GIVEN REQUEST →
Pull out every line below containing the word "ylabel".

[Stored items]
□ □ □ □

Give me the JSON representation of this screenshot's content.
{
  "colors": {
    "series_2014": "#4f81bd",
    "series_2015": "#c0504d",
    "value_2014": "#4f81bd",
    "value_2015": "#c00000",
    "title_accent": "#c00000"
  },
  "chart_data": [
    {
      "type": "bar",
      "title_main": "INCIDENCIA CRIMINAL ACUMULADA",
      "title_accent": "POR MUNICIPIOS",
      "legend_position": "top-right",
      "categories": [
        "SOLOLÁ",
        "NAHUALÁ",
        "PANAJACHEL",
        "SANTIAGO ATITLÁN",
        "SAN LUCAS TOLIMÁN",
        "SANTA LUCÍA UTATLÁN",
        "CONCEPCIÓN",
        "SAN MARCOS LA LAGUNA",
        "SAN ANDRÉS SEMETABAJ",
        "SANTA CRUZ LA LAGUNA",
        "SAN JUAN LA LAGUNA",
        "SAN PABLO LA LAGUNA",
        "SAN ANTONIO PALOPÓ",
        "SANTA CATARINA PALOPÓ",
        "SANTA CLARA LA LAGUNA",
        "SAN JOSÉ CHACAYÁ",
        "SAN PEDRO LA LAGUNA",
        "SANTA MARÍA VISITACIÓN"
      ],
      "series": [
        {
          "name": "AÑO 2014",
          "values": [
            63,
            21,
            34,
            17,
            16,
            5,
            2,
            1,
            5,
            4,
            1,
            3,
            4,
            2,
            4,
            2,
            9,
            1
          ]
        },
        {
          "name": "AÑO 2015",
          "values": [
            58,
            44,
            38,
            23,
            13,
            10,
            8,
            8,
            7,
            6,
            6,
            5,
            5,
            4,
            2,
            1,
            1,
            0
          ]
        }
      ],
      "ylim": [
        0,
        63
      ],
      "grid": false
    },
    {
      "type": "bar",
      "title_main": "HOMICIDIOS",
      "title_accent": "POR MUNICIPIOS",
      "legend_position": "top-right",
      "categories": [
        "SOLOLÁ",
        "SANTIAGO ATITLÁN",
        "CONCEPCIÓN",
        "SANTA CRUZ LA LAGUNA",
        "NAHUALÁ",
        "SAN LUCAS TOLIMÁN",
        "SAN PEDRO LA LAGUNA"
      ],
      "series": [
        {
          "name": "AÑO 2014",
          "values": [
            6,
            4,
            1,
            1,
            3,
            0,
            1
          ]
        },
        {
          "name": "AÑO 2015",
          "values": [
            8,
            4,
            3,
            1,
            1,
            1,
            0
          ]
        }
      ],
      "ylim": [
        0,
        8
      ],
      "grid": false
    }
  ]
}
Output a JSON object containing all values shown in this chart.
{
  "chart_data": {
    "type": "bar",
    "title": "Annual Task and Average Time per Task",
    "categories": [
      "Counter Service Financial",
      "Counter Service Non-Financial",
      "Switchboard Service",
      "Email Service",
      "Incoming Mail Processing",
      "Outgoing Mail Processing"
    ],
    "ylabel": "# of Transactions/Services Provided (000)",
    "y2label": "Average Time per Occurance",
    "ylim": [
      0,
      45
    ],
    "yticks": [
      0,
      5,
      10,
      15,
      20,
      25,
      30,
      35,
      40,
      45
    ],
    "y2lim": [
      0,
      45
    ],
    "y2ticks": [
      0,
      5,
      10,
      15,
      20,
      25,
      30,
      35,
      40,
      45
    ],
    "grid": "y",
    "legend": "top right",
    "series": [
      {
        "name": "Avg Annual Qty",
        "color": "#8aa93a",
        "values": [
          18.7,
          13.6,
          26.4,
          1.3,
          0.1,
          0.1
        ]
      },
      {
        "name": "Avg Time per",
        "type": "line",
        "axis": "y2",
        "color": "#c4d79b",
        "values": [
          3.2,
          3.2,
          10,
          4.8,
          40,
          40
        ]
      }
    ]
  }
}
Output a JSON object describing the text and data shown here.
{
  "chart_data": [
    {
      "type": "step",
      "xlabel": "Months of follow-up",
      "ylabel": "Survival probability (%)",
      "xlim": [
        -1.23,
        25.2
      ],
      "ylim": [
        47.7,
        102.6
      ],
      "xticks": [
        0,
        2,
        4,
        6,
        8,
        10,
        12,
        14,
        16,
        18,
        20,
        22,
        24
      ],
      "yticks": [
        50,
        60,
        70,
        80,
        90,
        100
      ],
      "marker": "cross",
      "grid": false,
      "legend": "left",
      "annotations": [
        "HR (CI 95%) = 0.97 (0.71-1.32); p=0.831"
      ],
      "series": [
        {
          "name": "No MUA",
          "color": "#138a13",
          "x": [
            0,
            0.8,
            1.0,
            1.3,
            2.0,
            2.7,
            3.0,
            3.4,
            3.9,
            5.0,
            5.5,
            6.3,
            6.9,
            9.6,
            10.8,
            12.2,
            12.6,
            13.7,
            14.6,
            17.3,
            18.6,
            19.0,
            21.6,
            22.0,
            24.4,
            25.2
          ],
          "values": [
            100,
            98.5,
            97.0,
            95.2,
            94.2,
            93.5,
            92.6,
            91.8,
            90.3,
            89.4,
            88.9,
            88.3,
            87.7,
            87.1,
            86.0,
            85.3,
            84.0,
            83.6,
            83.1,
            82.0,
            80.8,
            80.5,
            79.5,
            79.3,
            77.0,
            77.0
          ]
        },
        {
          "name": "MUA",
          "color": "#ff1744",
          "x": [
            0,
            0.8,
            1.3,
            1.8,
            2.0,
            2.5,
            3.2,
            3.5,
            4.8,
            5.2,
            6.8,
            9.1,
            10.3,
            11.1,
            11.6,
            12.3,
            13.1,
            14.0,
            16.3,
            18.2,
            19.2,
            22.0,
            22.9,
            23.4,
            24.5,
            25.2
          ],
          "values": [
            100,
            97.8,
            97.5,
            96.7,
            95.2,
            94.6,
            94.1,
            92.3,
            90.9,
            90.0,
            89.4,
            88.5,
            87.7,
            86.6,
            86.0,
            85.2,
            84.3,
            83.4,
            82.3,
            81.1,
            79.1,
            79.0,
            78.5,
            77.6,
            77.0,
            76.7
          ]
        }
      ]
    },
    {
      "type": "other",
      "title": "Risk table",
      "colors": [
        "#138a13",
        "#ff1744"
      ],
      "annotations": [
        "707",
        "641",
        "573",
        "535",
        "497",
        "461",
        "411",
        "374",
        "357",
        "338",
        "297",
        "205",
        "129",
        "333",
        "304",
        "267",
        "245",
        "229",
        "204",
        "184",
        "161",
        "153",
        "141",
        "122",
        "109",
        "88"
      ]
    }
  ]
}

□ □ □ □

RESPONSE FOR THIS EXERCISE →
    "ylabel": "# of Transactions/Services Provided (000)",
      "ylabel": "Survival probability (%)",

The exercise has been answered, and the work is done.